Output the material beneath this task exactly, images excluded.

Record set —
• • • •
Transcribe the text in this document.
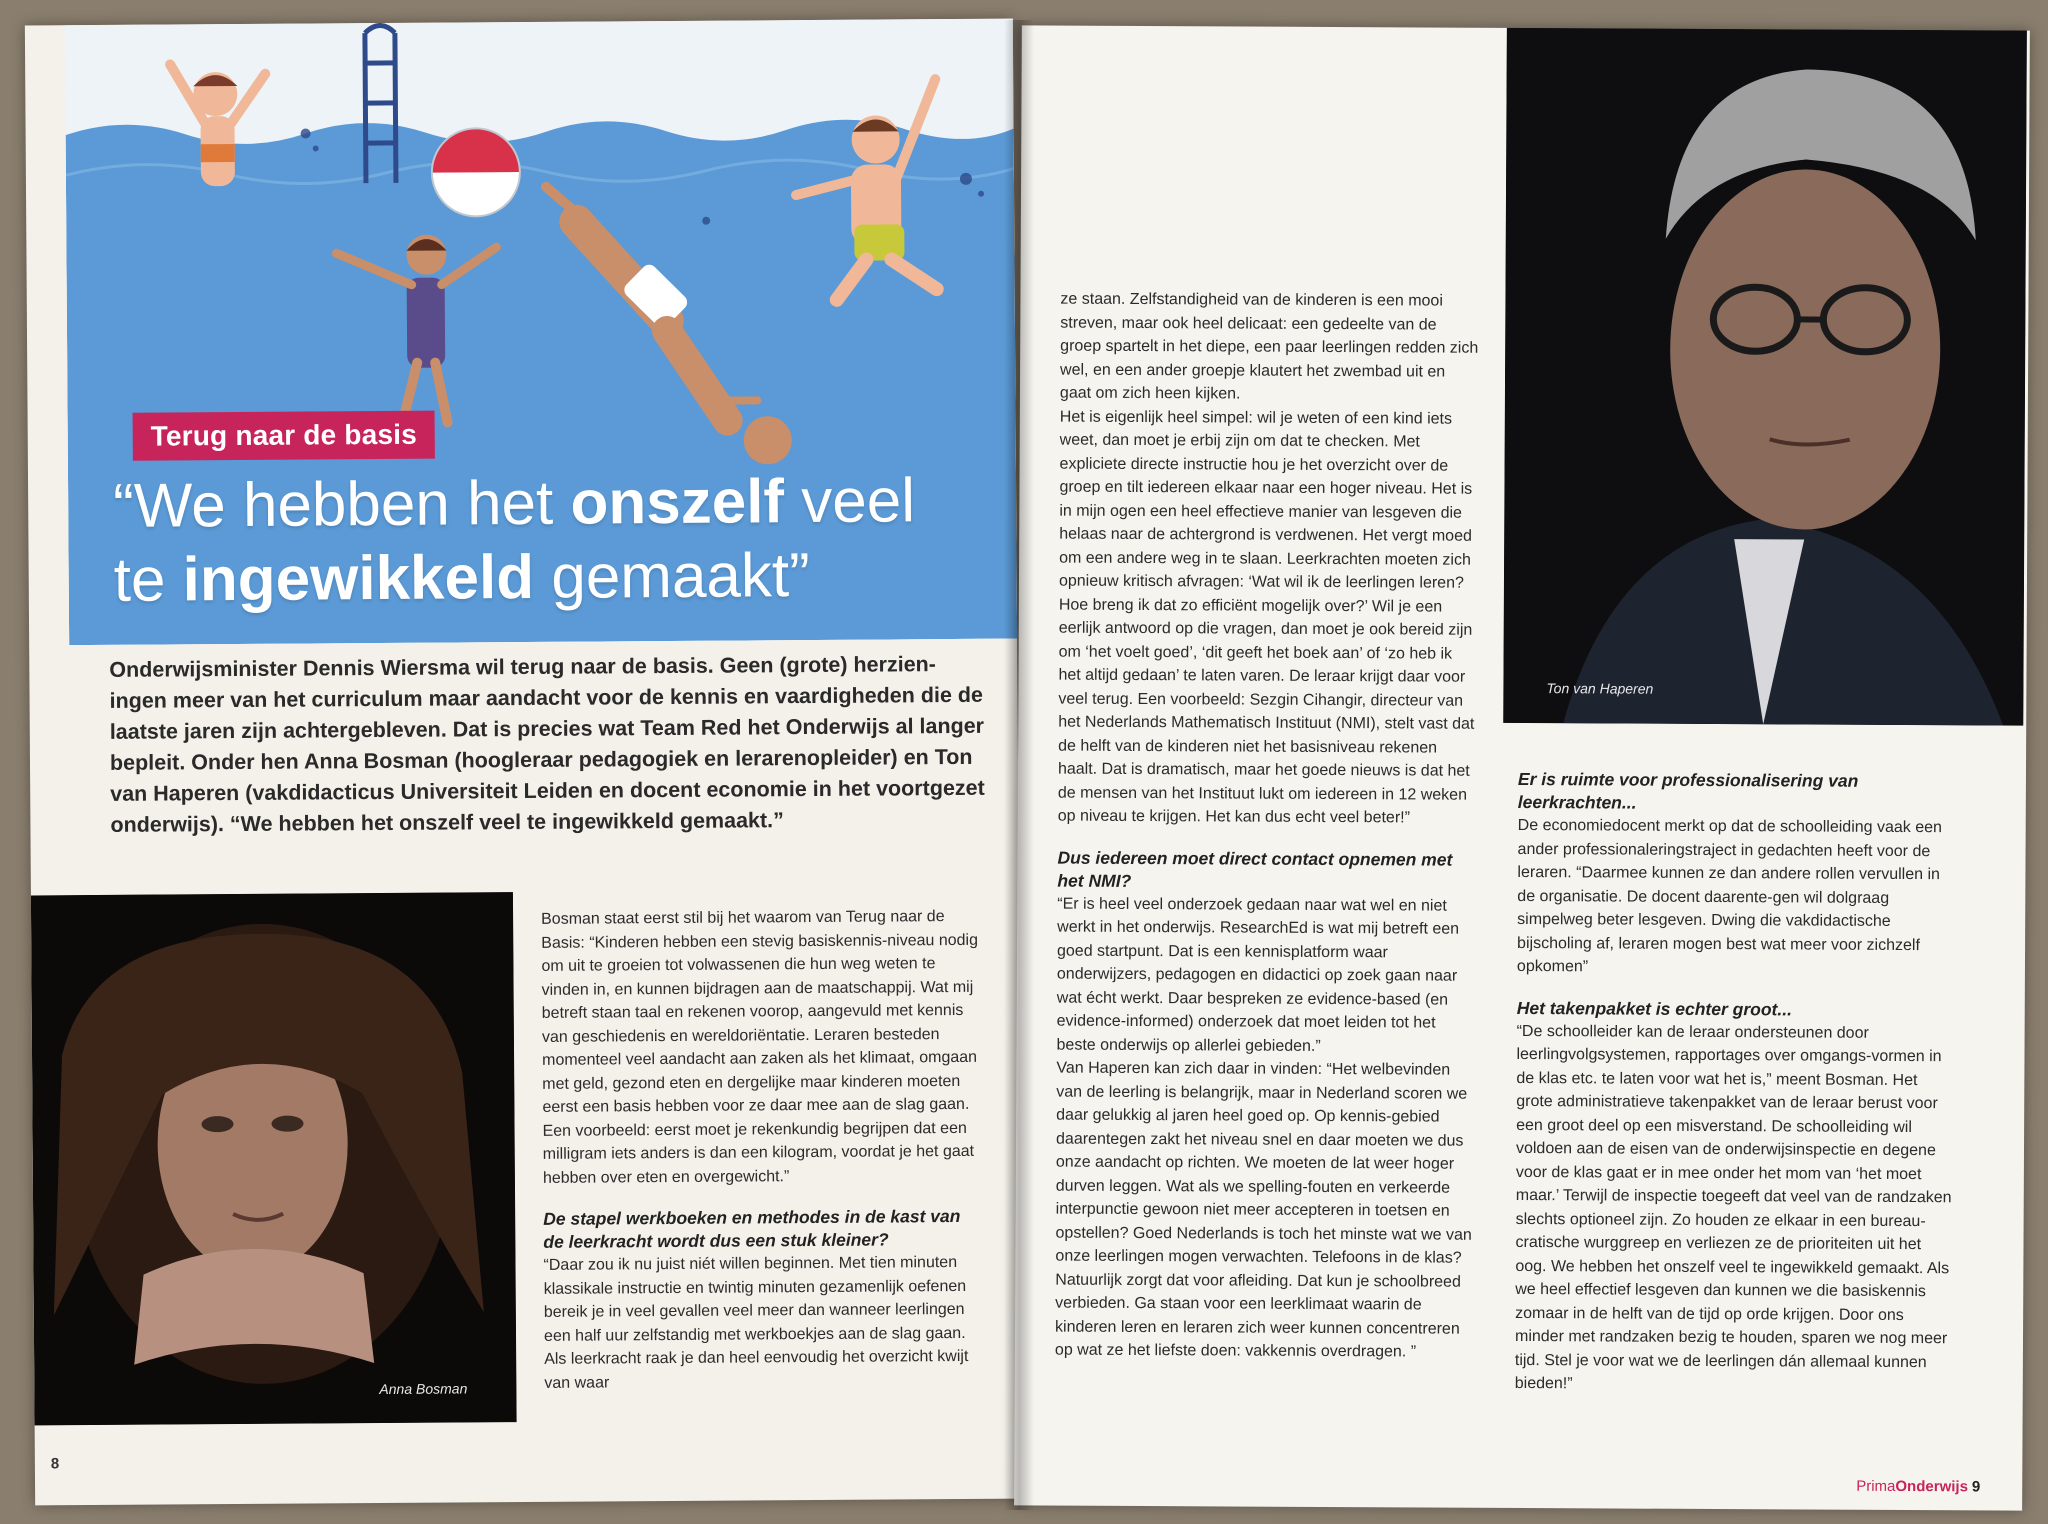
Terug naar de basis
“We hebben het onszelf veel
te ingewikkeld gemaakt”

Onderwijsminister Dennis Wiersma wil terug naar de basis. Geen (grote) herzien-ingen meer van het curriculum maar aandacht voor de kennis en vaardigheden die de laatste jaren zijn achtergebleven. Dat is precies wat Team Red het Onderwijs al langer bepleit. Onder hen Anna Bosman (hoogleraar pedagogiek en lerarenopleider) en Ton van Haperen (vakdidacticus Universiteit Leiden en docent economie in het voortgezet onderwijs). “We hebben het onszelf veel te ingewikkeld gemaakt.”

Anna Bosman

Bosman staat eerst stil bij het waarom van Terug naar de Basis: “Kinderen hebben een stevig basiskennis-niveau nodig om uit te groeien tot volwassenen die hun weg weten te vinden in, en kunnen bijdragen aan de maatschappij. Wat mij betreft staan taal en rekenen voorop, aangevuld met kennis van geschiedenis en wereldoriëntatie. Leraren besteden momenteel veel aandacht aan zaken als het klimaat, omgaan met geld, gezond eten en dergelijke maar kinderen moeten eerst een basis hebben voor ze daar mee aan de slag gaan. Een voorbeeld: eerst moet je rekenkundig begrijpen dat een milligram iets anders is dan een kilogram, voordat je het gaat hebben over eten en overgewicht.”

De stapel werkboeken en methodes in de kast van de leerkracht wordt dus een stuk kleiner?

“Daar zou ik nu juist niét willen beginnen. Met tien minuten klassikale instructie en twintig minuten gezamenlijk oefenen bereik je in veel gevallen veel meer dan wanneer leerlingen een half uur zelfstandig met werkboekjes aan de slag gaan. Als leerkracht raak je dan heel eenvoudig het overzicht kwijt van waar

8
Ton van Haperen

ze staan. Zelfstandigheid van de kinderen is een mooi streven, maar ook heel delicaat: een gedeelte van de groep spartelt in het diepe, een paar leerlingen redden zich wel, en een ander groepje klautert het zwembad uit en gaat om zich heen kijken.

Het is eigenlijk heel simpel: wil je weten of een kind iets weet, dan moet je erbij zijn om dat te checken. Met expliciete directe instructie hou je het overzicht over de groep en tilt iedereen elkaar naar een hoger niveau. Het is in mijn ogen een heel effectieve manier van lesgeven die helaas naar de achtergrond is verdwenen. Het vergt moed om een andere weg in te slaan. Leerkrachten moeten zich opnieuw kritisch afvragen: ‘Wat wil ik de leerlingen leren? Hoe breng ik dat zo efficiënt mogelijk over?’ Wil je een eerlijk antwoord op die vragen, dan moet je ook bereid zijn om ‘het voelt goed’, ‘dit geeft het boek aan’ of ‘zo heb ik het altijd gedaan’ te laten varen. De leraar krijgt daar voor veel terug. Een voorbeeld: Sezgin Cihangir, directeur van het Nederlands Mathematisch Instituut (NMI), stelt vast dat de helft van de kinderen niet het basisniveau rekenen haalt. Dat is dramatisch, maar het goede nieuws is dat het de mensen van het Instituut lukt om iedereen in 12 weken op niveau te krijgen. Het kan dus echt veel beter!”

Dus iedereen moet direct contact opnemen met het NMI?

“Er is heel veel onderzoek gedaan naar wat wel en niet werkt in het onderwijs. ResearchEd is wat mij betreft een goed startpunt. Dat is een kennisplatform waar onderwijzers, pedagogen en didactici op zoek gaan naar wat écht werkt. Daar bespreken ze evidence-based (en evidence-informed) onderzoek dat moet leiden tot het beste onderwijs op allerlei gebieden.”

Van Haperen kan zich daar in vinden: “Het welbevinden van de leerling is belangrijk, maar in Nederland scoren we daar gelukkig al jaren heel goed op. Op kennis-gebied daarentegen zakt het niveau snel en daar moeten we dus onze aandacht op richten. We moeten de lat weer hoger durven leggen. Wat als we spelling-fouten en verkeerde interpunctie gewoon niet meer accepteren in toetsen en opstellen? Goed Nederlands is toch het minste wat we van onze leerlingen mogen verwachten. Telefoons in de klas? Natuurlijk zorgt dat voor afleiding. Dat kun je schoolbreed verbieden. Ga staan voor een leerklimaat waarin de kinderen leren en leraren zich weer kunnen concentreren op wat ze het liefste doen: vakkennis overdragen. ”

Er is ruimte voor professionalisering van leerkrachten...

De economiedocent merkt op dat de schoolleiding vaak een ander professionaleringstraject in gedachten heeft voor de leraren. “Daarmee kunnen ze dan andere rollen vervullen in de organisatie. De docent daarente-gen wil dolgraag simpelweg beter lesgeven. Dwing die vakdidactische bijscholing af, leraren mogen best wat meer voor zichzelf opkomen”

Het takenpakket is echter groot...

“De schoolleider kan de leraar ondersteunen door leerlingvolgsystemen, rapportages over omgangs-vormen in de klas etc. te laten voor wat het is,” meent Bosman. Het grote administratieve takenpakket van de leraar berust voor een groot deel op een misverstand. De schoolleiding wil voldoen aan de eisen van de onderwijsinspectie en degene voor de klas gaat er in mee onder het mom van ‘het moet maar.’ Terwijl de inspectie toegeeft dat veel van de randzaken slechts optioneel zijn. Zo houden ze elkaar in een bureau-cratische wurggreep en verliezen ze de prioriteiten uit het oog. We hebben het onszelf veel te ingewikkeld gemaakt. Als we heel effectief lesgeven dan kunnen we die basiskennis zomaar in de helft van de tijd op orde krijgen. Door ons minder met randzaken bezig te houden, sparen we nog meer tijd. Stel je voor wat we de leerlingen dán allemaal kunnen bieden!”

PrimaOnderwijs 9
• • • •
Result below —
Transcribe the text in this document.
Terug naar de basis
“We hebben het onszelf veel
te ingewikkeld gemaakt”

Onderwijsminister Dennis Wiersma wil terug naar de basis. Geen (grote) herzien-ingen meer van het curriculum maar aandacht voor de kennis en vaardigheden die de laatste jaren zijn achtergebleven. Dat is precies wat Team Red het Onderwijs al langer bepleit. Onder hen Anna Bosman (hoogleraar pedagogiek en lerarenopleider) en Ton van Haperen (vakdidacticus Universiteit Leiden en docent economie in het voortgezet onderwijs). “We hebben het onszelf veel te ingewikkeld gemaakt.”

Anna Bosman

Bosman staat eerst stil bij het waarom van Terug naar de Basis: “Kinderen hebben een stevig basiskennis-niveau nodig om uit te groeien tot volwassenen die hun weg weten te vinden in, en kunnen bijdragen aan de maatschappij. Wat mij betreft staan taal en rekenen voorop, aangevuld met kennis van geschiedenis en wereldoriëntatie. Leraren besteden momenteel veel aandacht aan zaken als het klimaat, omgaan met geld, gezond eten en dergelijke maar kinderen moeten eerst een basis hebben voor ze daar mee aan de slag gaan. Een voorbeeld: eerst moet je rekenkundig begrijpen dat een milligram iets anders is dan een kilogram, voordat je het gaat hebben over eten en overgewicht.”

De stapel werkboeken en methodes in de kast van de leerkracht wordt dus een stuk kleiner?

“Daar zou ik nu juist niét willen beginnen. Met tien minuten klassikale instructie en twintig minuten gezamenlijk oefenen bereik je in veel gevallen veel meer dan wanneer leerlingen een half uur zelfstandig met werkboekjes aan de slag gaan. Als leerkracht raak je dan heel eenvoudig het overzicht kwijt van waar

8
Ton van Haperen

ze staan. Zelfstandigheid van de kinderen is een mooi streven, maar ook heel delicaat: een gedeelte van de groep spartelt in het diepe, een paar leerlingen redden zich wel, en een ander groepje klautert het zwembad uit en gaat om zich heen kijken.

Het is eigenlijk heel simpel: wil je weten of een kind iets weet, dan moet je erbij zijn om dat te checken. Met expliciete directe instructie hou je het overzicht over de groep en tilt iedereen elkaar naar een hoger niveau. Het is in mijn ogen een heel effectieve manier van lesgeven die helaas naar de achtergrond is verdwenen. Het vergt moed om een andere weg in te slaan. Leerkrachten moeten zich opnieuw kritisch afvragen: ‘Wat wil ik de leerlingen leren? Hoe breng ik dat zo efficiënt mogelijk over?’ Wil je een eerlijk antwoord op die vragen, dan moet je ook bereid zijn om ‘het voelt goed’, ‘dit geeft het boek aan’ of ‘zo heb ik het altijd gedaan’ te laten varen. De leraar krijgt daar voor veel terug. Een voorbeeld: Sezgin Cihangir, directeur van het Nederlands Mathematisch Instituut (NMI), stelt vast dat de helft van de kinderen niet het basisniveau rekenen haalt. Dat is dramatisch, maar het goede nieuws is dat het de mensen van het Instituut lukt om iedereen in 12 weken op niveau te krijgen. Het kan dus echt veel beter!”

Dus iedereen moet direct contact opnemen met het NMI?

“Er is heel veel onderzoek gedaan naar wat wel en niet werkt in het onderwijs. ResearchEd is wat mij betreft een goed startpunt. Dat is een kennisplatform waar onderwijzers, pedagogen en didactici op zoek gaan naar wat écht werkt. Daar bespreken ze evidence-based (en evidence-informed) onderzoek dat moet leiden tot het beste onderwijs op allerlei gebieden.”

Van Haperen kan zich daar in vinden: “Het welbevinden van de leerling is belangrijk, maar in Nederland scoren we daar gelukkig al jaren heel goed op. Op kennis-gebied daarentegen zakt het niveau snel en daar moeten we dus onze aandacht op richten. We moeten de lat weer hoger durven leggen. Wat als we spelling-fouten en verkeerde interpunctie gewoon niet meer accepteren in toetsen en opstellen? Goed Nederlands is toch het minste wat we van onze leerlingen mogen verwachten. Telefoons in de klas? Natuurlijk zorgt dat voor afleiding. Dat kun je schoolbreed verbieden. Ga staan voor een leerklimaat waarin de kinderen leren en leraren zich weer kunnen concentreren op wat ze het liefste doen: vakkennis overdragen. ”

Er is ruimte voor professionalisering van leerkrachten...

De economiedocent merkt op dat de schoolleiding vaak een ander professionaleringstraject in gedachten heeft voor de leraren. “Daarmee kunnen ze dan andere rollen vervullen in de organisatie. De docent daarente-gen wil dolgraag simpelweg beter lesgeven. Dwing die vakdidactische bijscholing af, leraren mogen best wat meer voor zichzelf opkomen”

Het takenpakket is echter groot...

“De schoolleider kan de leraar ondersteunen door leerlingvolgsystemen, rapportages over omgangs-vormen in de klas etc. te laten voor wat het is,” meent Bosman. Het grote administratieve takenpakket van de leraar berust voor een groot deel op een misverstand. De schoolleiding wil voldoen aan de eisen van de onderwijsinspectie en degene voor de klas gaat er in mee onder het mom van ‘het moet maar.’ Terwijl de inspectie toegeeft dat veel van de randzaken slechts optioneel zijn. Zo houden ze elkaar in een bureau-cratische wurggreep en verliezen ze de prioriteiten uit het oog. We hebben het onszelf veel te ingewikkeld gemaakt. Als we heel effectief lesgeven dan kunnen we die basiskennis zomaar in de helft van de tijd op orde krijgen. Door ons minder met randzaken bezig te houden, sparen we nog meer tijd. Stel je voor wat we de leerlingen dán allemaal kunnen bieden!”

PrimaOnderwijs 9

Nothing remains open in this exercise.